# Three-way comparison

Last updated

In computer science, a three-way comparison takes two values A and B belonging to a type with a total order and determines whether A < B, A = B, or A > B in a single operation, in accordance with the mathematical law of trichotomy.

## Machine-level computation

Many processors have instruction sets that support such an operation on primitive types. Some machines have signed integers based on a sign-and-magnitude or one's complement representation (see signed number representations), both of which allow a differentiated positive and negative zero. This does not violate trichotomy as long as a consistent total order is adopted: either −0 = +0 or −0 < +0 is valid. Common floating point types, however, have an exception to trichotomy: there is a special value "NaN" (Not a Number) such that x< NaN, x> NaN, and x = NaN are all false for all floating-point values x (including NaN itself).

## High-level languages

### Capabilities

In C, the functions `strcmp` and `memcmp` perform a three-way comparison between strings and memory buffers, respectively. They return a negative number when the first argument is lexicographically smaller than the second, zero when the arguments are equal, and a positive number otherwise. This convention of returning the "sign of the difference" is extended to arbitrary comparison functions by the standard sorting function ` qsort `, which takes a comparison function as an argument and requires it to abide by it.

In C++, the C++20 revision adds the "spaceship operator" `<=>`, which similarly returns the sign of the difference and can also return different types (convertible to signed integers) depending on the strictness of the comparison.

------

> SET OF TASKS
1. According to the page on three-way comparison, why do signed integers with both a positive and a negative zero not violate trichotomy? Answer in one to three sentences.
2. Carry the page on three-way comparison forward, beginning after its last sentence about the C++20 spaceship operator.
The lines that come after this page have no connection to it.

> RECORDED DATA
------

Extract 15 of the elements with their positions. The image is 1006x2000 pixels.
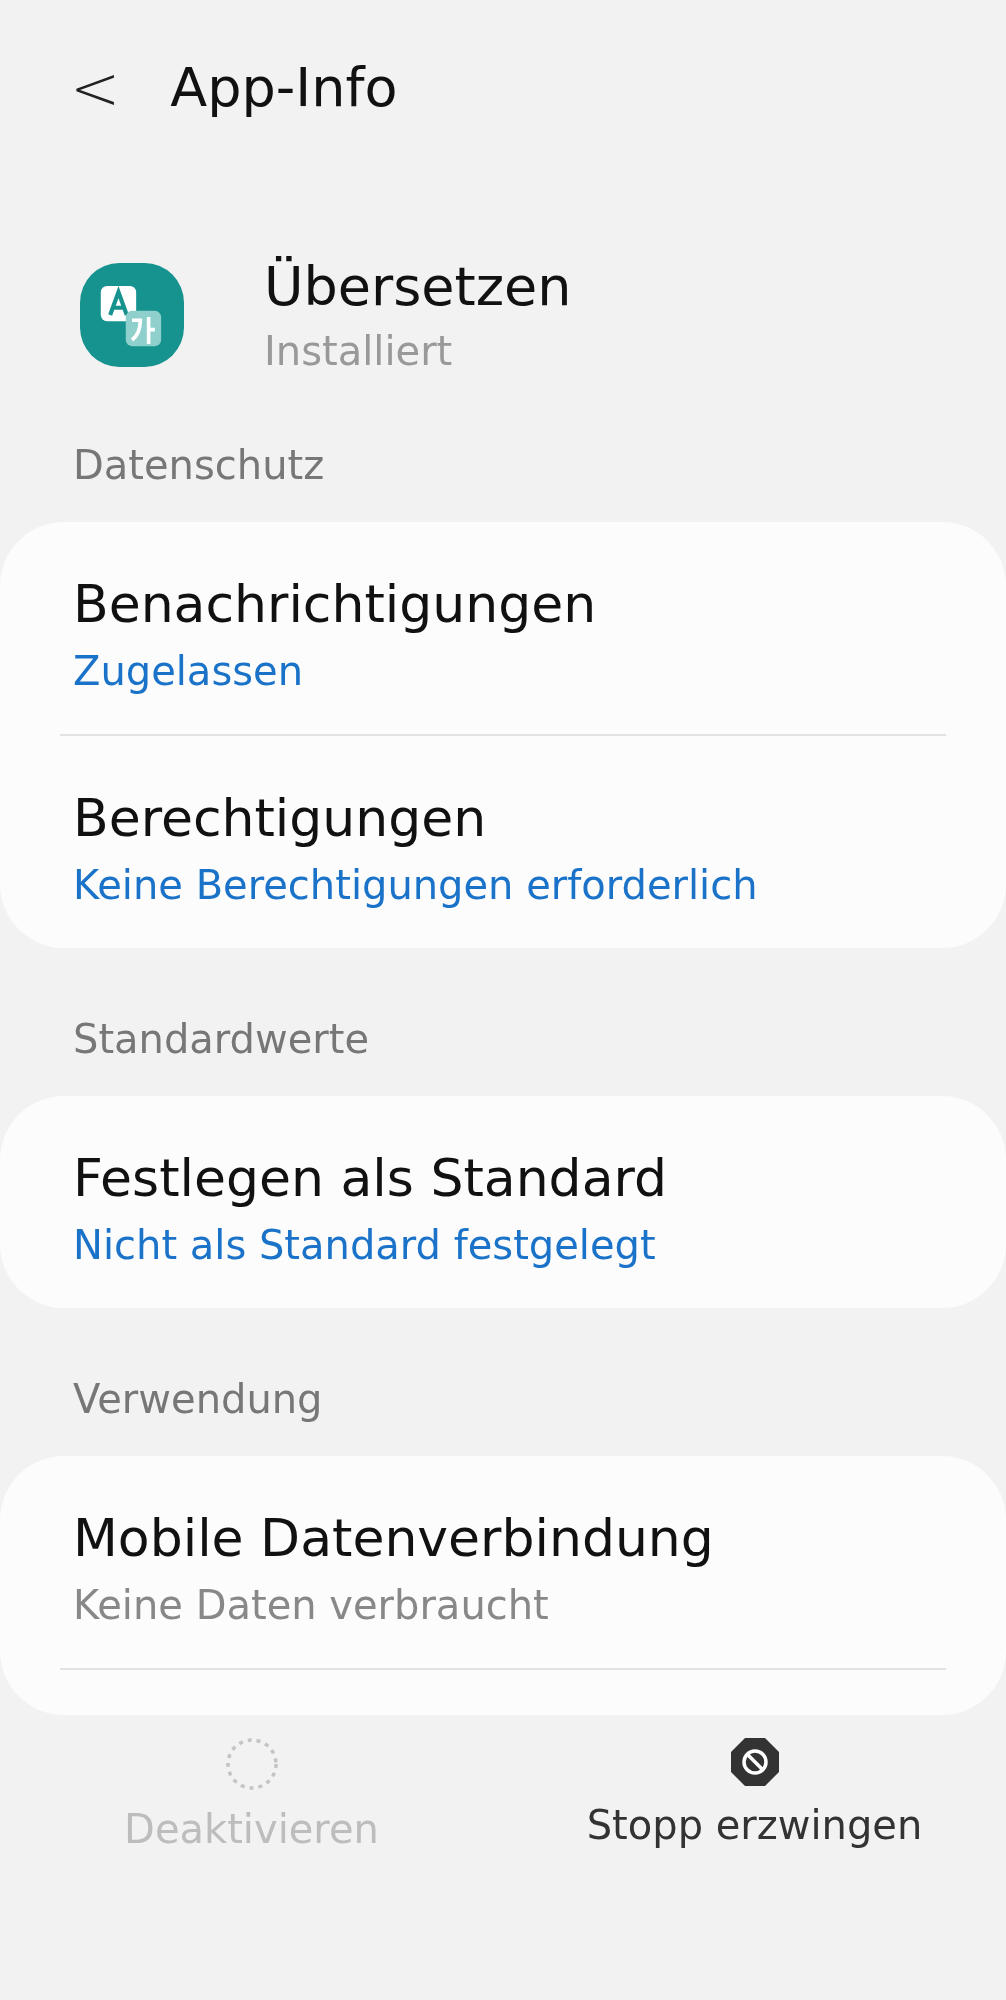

------

> RESULTS IN ORDER
1. They do not violate trichotomy as long as a consistent total order is adopted. Either −0 = +0 or −0 < +0 is valid.

2.
In Perl (for numeric comparisons only, the `cmp` operator is used for string lexical comparisons), PHP (since version 7), Ruby, and Apache Groovy, the "spaceship operator" `<=>` returns the values −1, 0, or 1 depending on whether A < B, A = B, or A > B, respectively. The Python 2.x `cmp`(removed in 3.x), OCaml `compare`, and Kotlin `compareTo` functions compute the same thing. In the Haskell standard library, the three-way comparison function `compare` is defined for all types in the `Ord` class; it returns type `Ordering`, whose values are `LT` (less than), `EQ` (equal), and `GT` (greater than): 

`dataOrdering=LT|EQ|GT`

Many object-oriented languages have a three-way comparison method, which performs a three-way comparison between the object and another given object. For example, in Java, any class that implements the `Comparable` interface has a `compareTo` method which either returns a negative integer, zero, or a positive integer, or throws a `NullPointerException` (if one or both objects are `null`). Similarly, in the .NET Framework, any class that implements the `IComparable` interface has such a `CompareTo` method.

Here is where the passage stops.